> **GIVEN PROBLEM**
Which lines contain the word "JSON"? Return each of them as written.

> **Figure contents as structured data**
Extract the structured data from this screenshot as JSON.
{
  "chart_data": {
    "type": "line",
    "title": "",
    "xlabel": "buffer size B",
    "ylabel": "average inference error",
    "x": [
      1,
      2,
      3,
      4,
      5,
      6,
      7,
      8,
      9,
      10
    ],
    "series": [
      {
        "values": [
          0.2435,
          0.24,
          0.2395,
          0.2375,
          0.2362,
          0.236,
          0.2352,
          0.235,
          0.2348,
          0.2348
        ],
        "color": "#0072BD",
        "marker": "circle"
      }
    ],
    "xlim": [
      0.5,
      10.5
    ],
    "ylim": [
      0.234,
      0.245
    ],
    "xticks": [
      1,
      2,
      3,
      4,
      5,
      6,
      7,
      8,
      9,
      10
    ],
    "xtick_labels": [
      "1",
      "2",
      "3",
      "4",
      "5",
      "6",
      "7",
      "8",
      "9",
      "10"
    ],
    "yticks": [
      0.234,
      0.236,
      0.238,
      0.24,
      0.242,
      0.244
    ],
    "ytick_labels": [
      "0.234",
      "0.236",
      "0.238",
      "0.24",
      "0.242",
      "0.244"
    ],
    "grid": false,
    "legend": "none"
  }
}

--

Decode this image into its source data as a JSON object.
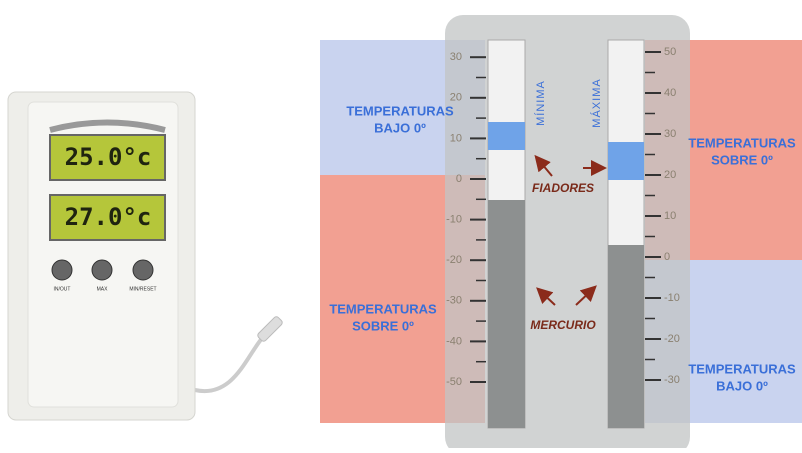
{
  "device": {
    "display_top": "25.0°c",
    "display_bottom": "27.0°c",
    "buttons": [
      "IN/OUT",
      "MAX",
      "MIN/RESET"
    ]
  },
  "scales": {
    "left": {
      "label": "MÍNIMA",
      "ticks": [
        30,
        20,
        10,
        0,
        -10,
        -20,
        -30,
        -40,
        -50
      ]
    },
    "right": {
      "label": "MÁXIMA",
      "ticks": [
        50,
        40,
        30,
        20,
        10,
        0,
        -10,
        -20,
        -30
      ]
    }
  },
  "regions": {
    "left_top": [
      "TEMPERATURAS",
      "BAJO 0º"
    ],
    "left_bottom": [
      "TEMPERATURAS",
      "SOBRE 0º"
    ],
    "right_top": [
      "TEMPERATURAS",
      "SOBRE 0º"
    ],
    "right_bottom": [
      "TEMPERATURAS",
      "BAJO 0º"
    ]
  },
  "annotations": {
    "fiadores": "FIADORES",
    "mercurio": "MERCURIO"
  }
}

> **WRITTEN SOLUTION**
Extract the structured data from this screenshot as JSON.
Decode this image into its source data as a JSON object.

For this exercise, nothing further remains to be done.